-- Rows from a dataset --
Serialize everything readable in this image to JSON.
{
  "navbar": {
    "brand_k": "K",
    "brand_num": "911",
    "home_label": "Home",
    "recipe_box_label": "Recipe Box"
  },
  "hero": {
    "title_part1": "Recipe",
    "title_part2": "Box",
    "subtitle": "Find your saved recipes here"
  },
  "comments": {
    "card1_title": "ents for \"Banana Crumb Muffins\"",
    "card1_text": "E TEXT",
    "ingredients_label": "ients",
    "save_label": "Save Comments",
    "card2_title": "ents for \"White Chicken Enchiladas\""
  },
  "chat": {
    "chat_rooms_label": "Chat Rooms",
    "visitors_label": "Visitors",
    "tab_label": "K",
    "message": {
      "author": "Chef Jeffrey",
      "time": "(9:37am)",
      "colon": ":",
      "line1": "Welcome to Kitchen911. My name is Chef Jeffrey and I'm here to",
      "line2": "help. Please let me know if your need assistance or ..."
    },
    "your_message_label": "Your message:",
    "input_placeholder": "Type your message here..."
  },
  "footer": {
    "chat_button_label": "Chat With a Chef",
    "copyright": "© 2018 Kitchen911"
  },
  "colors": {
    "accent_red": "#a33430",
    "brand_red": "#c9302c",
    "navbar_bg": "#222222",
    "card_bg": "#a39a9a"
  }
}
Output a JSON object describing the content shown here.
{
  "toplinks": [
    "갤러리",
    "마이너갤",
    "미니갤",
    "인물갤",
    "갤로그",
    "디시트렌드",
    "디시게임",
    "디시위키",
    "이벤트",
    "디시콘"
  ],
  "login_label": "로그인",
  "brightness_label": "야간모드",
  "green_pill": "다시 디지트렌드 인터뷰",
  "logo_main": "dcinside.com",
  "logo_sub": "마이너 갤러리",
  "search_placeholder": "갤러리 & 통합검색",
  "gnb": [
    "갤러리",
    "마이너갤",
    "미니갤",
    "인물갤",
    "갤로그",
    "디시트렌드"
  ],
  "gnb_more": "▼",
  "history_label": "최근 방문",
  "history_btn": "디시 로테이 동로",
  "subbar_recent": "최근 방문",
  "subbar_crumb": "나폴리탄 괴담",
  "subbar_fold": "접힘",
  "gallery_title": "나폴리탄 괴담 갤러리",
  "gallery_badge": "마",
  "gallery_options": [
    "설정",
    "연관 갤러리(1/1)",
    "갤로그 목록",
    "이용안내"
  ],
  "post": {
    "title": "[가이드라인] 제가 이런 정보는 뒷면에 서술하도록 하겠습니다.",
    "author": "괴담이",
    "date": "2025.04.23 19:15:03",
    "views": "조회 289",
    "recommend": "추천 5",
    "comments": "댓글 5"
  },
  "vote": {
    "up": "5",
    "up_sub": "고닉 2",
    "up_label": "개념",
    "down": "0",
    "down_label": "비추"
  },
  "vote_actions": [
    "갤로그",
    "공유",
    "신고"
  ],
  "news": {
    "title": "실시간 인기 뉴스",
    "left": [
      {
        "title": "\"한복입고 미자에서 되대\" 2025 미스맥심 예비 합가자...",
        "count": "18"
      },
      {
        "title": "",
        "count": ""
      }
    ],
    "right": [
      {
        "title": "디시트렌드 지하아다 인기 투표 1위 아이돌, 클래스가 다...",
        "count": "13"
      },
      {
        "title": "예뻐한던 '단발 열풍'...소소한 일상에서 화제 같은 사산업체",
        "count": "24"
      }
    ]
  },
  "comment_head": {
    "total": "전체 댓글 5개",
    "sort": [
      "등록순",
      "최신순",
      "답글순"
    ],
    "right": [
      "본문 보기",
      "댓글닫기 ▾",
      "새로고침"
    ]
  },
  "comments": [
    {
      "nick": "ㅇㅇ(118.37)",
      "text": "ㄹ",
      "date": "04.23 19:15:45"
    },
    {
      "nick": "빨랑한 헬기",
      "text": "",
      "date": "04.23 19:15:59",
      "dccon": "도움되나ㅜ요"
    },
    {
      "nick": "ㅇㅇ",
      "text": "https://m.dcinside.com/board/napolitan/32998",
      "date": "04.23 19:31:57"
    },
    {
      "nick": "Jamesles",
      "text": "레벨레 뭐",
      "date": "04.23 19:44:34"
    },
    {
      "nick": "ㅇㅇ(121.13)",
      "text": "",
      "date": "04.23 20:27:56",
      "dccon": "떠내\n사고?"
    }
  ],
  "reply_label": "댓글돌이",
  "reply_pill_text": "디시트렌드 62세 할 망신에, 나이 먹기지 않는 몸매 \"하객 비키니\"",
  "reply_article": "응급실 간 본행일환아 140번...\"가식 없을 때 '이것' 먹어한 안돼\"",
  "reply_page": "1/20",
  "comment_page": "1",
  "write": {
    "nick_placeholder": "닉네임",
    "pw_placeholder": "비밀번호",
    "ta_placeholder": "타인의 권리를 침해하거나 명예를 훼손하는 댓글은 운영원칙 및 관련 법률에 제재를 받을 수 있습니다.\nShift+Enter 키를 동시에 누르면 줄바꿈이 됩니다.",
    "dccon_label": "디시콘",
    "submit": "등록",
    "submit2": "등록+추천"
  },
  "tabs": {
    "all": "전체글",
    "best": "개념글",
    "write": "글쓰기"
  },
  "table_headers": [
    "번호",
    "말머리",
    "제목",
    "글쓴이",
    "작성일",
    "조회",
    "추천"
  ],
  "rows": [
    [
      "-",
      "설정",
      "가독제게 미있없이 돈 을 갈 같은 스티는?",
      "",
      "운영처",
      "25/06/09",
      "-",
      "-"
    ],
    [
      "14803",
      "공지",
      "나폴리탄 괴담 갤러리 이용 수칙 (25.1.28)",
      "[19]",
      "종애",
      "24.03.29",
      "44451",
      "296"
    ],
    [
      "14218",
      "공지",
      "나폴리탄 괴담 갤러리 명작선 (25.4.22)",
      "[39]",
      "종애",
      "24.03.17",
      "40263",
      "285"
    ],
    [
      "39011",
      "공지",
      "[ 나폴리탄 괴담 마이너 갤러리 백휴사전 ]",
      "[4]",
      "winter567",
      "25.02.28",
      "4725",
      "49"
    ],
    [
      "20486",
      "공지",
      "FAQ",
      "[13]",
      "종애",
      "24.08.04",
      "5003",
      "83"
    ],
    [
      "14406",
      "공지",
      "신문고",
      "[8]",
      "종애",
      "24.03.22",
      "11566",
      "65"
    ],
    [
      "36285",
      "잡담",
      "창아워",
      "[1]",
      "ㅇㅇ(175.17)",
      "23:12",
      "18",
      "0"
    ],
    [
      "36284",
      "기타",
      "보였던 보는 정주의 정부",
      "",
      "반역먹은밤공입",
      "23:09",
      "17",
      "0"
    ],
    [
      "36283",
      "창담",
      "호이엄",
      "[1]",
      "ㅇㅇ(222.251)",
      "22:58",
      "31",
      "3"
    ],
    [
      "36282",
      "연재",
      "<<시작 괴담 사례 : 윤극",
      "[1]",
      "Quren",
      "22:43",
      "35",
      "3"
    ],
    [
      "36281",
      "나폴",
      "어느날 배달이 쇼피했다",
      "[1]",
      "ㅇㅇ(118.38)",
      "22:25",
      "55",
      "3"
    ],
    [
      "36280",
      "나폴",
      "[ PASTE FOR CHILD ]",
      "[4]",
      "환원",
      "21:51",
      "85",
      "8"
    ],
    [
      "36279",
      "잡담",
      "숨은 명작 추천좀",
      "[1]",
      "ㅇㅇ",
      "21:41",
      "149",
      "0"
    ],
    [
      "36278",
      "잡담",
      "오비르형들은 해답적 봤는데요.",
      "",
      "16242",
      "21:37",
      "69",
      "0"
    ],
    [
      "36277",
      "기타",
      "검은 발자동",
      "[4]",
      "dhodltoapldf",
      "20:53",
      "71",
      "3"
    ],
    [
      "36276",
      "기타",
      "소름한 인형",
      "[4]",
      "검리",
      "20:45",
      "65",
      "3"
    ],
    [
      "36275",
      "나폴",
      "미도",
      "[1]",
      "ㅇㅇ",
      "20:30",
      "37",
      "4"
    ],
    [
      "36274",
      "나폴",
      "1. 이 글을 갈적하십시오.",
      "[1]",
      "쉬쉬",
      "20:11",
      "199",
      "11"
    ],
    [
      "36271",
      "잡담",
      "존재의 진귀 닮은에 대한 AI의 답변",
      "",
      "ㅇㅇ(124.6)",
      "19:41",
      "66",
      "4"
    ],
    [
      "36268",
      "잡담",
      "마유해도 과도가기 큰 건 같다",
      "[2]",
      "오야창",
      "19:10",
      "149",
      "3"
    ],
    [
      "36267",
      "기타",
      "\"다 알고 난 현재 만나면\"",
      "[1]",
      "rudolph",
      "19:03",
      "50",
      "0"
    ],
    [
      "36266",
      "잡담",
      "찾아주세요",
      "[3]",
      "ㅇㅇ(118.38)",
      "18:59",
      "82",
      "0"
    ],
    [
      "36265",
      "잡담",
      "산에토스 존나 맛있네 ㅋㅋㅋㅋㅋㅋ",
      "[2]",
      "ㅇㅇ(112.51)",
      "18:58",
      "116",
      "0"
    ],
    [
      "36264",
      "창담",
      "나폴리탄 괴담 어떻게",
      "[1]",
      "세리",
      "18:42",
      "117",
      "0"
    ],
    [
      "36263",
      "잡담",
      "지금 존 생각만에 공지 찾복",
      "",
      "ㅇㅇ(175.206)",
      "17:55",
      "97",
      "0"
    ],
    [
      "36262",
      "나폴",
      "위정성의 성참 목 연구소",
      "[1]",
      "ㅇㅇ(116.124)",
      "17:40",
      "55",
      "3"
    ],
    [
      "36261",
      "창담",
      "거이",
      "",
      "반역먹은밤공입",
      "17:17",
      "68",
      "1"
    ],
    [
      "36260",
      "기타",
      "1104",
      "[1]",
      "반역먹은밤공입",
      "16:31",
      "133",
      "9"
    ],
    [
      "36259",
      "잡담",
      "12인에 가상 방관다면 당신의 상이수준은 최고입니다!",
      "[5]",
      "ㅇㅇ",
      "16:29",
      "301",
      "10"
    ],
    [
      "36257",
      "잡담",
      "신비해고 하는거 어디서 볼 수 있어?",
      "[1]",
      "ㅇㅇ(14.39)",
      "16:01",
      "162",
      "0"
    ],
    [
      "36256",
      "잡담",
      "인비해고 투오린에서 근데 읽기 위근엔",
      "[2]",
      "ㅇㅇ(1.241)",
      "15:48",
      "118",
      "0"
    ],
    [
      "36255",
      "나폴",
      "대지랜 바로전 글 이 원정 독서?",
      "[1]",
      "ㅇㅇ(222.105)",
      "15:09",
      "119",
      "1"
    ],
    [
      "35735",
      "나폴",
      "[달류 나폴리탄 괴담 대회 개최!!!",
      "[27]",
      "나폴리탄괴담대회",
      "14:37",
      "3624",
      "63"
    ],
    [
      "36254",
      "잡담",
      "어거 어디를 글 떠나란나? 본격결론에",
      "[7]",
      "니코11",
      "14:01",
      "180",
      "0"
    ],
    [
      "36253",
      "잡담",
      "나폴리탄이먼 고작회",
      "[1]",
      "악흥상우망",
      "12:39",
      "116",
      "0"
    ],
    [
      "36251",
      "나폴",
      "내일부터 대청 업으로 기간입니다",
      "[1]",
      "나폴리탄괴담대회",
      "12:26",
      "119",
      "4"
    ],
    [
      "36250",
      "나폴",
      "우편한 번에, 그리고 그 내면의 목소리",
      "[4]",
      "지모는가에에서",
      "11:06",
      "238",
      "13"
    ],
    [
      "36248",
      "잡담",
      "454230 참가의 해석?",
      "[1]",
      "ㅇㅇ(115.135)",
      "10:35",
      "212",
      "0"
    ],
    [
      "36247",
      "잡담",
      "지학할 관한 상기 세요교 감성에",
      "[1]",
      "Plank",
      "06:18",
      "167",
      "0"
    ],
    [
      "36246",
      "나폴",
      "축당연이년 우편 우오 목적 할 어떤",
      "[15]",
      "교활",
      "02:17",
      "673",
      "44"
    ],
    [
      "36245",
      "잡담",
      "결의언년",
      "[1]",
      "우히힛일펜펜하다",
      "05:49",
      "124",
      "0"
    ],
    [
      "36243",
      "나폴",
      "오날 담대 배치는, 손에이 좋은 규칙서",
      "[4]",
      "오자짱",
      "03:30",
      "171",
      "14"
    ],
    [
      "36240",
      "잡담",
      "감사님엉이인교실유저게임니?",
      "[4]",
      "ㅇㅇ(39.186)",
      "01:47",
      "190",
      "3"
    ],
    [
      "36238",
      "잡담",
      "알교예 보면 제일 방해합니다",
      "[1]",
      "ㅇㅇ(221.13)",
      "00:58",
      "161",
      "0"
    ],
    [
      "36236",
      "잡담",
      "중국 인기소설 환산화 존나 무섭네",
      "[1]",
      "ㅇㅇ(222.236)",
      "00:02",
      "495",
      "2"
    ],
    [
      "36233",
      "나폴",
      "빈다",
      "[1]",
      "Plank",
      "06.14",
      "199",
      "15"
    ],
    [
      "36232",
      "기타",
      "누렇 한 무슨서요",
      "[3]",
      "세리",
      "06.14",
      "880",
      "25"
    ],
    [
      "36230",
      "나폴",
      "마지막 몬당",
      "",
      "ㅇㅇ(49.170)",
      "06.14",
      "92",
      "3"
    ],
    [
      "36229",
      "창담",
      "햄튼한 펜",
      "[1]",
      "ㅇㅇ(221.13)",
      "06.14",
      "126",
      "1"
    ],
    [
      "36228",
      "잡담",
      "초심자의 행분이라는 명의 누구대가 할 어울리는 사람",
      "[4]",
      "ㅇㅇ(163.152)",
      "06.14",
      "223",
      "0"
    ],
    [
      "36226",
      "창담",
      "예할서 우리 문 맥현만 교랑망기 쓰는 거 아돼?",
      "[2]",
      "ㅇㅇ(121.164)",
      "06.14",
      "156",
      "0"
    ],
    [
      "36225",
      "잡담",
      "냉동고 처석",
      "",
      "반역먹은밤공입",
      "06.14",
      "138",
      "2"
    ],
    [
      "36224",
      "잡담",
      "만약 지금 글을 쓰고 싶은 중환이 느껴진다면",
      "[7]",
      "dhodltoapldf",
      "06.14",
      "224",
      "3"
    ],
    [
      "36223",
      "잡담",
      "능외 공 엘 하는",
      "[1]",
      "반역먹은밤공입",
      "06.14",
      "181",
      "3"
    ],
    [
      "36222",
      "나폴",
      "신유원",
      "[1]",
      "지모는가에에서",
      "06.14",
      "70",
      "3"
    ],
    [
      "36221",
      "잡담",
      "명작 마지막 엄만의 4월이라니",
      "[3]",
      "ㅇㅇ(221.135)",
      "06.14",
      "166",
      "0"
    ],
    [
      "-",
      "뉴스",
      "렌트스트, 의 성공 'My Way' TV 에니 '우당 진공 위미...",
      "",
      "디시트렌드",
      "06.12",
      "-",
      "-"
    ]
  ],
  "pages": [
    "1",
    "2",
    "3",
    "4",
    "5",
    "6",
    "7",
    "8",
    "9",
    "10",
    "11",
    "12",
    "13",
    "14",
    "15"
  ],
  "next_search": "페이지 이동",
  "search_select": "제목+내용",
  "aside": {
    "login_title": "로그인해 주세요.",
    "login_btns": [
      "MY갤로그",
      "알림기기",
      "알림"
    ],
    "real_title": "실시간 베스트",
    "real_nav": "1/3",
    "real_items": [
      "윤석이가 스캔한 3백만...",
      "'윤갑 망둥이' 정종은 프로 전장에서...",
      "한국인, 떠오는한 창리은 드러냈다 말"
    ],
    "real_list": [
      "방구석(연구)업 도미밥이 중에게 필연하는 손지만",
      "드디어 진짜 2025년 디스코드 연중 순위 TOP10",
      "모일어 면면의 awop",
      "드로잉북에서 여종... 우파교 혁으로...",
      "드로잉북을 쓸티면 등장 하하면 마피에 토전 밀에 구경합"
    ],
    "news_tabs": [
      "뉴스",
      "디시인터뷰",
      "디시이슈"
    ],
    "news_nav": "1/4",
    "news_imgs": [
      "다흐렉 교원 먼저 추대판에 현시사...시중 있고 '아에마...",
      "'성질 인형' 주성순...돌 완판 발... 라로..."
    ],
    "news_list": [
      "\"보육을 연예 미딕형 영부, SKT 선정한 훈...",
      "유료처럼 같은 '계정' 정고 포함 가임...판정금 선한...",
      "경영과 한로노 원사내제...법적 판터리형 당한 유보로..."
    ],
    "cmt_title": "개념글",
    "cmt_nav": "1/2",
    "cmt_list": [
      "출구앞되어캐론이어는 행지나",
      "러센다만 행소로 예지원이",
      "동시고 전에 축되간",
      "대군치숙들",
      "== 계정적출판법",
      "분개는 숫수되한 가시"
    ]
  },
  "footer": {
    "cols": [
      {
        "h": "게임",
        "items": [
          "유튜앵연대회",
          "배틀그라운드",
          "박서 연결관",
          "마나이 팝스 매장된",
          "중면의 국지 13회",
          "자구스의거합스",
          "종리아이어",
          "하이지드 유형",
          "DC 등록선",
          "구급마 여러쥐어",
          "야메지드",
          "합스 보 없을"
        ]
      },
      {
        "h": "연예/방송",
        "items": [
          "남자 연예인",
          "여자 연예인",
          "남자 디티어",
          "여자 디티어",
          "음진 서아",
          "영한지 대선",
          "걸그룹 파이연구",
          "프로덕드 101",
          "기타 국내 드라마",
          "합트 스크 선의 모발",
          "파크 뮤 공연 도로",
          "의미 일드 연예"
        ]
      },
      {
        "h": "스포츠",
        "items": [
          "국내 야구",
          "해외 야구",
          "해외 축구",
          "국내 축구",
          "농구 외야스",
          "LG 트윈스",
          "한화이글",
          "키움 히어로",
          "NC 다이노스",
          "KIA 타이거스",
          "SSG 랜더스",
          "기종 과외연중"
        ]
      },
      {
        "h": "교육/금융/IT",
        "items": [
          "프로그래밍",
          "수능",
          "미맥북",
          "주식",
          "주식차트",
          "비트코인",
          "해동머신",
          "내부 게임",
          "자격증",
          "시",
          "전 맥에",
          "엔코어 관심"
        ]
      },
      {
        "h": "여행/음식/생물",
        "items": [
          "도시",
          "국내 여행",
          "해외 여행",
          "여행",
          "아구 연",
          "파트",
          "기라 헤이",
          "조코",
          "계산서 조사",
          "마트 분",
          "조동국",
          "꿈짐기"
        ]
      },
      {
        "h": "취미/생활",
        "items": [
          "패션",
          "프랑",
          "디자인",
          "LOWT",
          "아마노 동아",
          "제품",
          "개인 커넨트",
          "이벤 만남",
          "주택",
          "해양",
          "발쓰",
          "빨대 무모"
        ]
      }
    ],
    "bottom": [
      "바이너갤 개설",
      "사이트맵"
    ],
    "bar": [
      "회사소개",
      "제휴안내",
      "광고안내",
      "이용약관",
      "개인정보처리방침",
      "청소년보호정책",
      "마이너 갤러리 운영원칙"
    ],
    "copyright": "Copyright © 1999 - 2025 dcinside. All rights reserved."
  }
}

-- Direction --
Copy out every line of the material above that mentions the word "dcinside".

-- The output --
  "logo_main": "dcinside.com",
      "text": "https://m.dcinside.com/board/napolitan/32998",
    "copyright": "Copyright © 1999 - 2025 dcinside. All rights reserved."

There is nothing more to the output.